## Given exercise
Search the data for the string "Without" and gather each line it is in.
#### Data listing ####
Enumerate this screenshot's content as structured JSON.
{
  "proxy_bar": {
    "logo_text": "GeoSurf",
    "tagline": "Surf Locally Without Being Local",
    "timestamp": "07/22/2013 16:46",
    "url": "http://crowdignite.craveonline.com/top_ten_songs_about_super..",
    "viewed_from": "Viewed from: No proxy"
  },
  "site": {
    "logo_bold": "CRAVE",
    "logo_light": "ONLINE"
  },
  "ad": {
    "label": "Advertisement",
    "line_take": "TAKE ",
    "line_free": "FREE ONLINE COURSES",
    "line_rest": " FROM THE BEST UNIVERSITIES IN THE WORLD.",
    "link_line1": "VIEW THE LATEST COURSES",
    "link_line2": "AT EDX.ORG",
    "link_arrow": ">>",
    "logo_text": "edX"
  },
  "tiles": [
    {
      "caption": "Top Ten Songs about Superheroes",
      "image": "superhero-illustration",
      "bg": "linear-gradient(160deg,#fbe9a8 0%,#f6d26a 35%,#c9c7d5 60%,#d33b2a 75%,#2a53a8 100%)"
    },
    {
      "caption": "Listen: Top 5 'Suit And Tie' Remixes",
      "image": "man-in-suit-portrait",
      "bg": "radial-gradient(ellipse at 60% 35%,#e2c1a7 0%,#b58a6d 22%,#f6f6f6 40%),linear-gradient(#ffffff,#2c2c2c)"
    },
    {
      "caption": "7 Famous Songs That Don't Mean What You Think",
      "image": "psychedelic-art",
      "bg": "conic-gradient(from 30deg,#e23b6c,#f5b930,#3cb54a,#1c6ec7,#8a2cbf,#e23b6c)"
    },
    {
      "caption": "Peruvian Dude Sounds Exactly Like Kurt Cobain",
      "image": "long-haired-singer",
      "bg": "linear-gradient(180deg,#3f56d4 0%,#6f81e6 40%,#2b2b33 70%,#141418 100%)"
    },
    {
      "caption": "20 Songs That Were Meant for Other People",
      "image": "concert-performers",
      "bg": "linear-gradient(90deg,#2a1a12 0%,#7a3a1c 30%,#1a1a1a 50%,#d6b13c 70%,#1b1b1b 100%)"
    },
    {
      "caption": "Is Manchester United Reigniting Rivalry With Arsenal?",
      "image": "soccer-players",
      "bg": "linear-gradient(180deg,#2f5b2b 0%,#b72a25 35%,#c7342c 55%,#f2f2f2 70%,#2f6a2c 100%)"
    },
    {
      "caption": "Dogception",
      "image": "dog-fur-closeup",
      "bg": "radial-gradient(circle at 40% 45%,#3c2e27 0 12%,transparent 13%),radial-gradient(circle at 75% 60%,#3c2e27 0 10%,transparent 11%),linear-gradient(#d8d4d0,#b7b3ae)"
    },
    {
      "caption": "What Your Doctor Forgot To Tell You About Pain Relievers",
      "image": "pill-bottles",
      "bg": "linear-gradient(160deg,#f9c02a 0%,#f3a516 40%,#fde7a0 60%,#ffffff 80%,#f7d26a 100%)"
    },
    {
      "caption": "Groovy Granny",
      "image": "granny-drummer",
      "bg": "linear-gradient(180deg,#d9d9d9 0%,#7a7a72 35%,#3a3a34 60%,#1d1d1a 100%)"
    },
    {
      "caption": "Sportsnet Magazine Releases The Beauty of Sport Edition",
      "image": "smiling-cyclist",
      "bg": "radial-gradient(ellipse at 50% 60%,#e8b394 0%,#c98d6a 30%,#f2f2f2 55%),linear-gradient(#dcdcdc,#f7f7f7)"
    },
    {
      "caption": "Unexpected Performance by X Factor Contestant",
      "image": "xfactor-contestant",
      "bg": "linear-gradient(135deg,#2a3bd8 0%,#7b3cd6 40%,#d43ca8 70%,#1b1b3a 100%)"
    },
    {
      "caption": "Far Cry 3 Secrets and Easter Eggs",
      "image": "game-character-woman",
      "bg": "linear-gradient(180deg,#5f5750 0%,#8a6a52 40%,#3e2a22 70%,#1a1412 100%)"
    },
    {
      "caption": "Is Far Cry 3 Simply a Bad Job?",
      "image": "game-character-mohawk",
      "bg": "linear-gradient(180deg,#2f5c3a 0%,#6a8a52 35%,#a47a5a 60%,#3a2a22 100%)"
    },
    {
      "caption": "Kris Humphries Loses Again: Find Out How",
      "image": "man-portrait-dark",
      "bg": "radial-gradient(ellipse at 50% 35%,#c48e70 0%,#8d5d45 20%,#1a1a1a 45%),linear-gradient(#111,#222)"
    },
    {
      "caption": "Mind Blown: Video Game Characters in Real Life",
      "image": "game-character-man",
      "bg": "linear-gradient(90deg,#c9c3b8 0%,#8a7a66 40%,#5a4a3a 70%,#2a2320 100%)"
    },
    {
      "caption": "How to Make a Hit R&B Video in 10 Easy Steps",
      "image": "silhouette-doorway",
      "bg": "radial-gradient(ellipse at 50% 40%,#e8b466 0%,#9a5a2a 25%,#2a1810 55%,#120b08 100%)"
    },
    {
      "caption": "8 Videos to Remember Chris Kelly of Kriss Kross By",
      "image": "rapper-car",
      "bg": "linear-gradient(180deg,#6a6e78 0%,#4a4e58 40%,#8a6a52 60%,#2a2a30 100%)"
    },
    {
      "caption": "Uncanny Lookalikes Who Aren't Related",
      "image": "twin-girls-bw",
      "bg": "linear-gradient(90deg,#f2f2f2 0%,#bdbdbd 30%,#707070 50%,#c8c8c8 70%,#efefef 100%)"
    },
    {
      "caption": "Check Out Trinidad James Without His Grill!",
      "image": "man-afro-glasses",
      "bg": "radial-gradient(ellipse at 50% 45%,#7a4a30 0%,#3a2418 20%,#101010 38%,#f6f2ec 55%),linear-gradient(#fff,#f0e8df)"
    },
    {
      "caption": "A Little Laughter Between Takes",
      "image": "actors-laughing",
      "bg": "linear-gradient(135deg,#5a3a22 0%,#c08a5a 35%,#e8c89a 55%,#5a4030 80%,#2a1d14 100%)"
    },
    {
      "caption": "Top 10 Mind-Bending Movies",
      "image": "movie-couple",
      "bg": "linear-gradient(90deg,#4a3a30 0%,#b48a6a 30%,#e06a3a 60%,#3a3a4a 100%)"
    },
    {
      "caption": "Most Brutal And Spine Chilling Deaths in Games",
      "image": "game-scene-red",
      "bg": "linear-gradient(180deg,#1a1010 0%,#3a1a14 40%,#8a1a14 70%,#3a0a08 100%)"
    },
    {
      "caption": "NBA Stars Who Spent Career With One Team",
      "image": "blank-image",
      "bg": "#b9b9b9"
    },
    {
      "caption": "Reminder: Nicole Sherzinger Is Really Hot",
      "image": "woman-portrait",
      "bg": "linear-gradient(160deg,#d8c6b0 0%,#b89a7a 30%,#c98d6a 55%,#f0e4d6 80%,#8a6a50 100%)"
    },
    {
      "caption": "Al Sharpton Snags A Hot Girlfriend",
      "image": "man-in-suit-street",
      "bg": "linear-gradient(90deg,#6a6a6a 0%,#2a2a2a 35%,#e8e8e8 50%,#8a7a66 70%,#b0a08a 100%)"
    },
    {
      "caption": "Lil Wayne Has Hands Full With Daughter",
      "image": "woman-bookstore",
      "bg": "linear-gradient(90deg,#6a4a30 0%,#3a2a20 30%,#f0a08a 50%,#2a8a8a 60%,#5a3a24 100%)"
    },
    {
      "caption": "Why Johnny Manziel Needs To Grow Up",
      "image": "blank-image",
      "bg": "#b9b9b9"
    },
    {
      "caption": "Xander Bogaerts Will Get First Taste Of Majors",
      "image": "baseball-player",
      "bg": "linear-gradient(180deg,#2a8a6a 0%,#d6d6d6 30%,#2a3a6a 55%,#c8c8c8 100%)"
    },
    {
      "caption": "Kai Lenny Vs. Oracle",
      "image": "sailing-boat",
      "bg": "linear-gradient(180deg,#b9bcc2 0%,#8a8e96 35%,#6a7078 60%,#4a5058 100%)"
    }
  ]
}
####
## Response to the exercise
    "tagline": "Surf Locally Without Being Local",
      "caption": "Check Out Trinidad James Without His Grill!",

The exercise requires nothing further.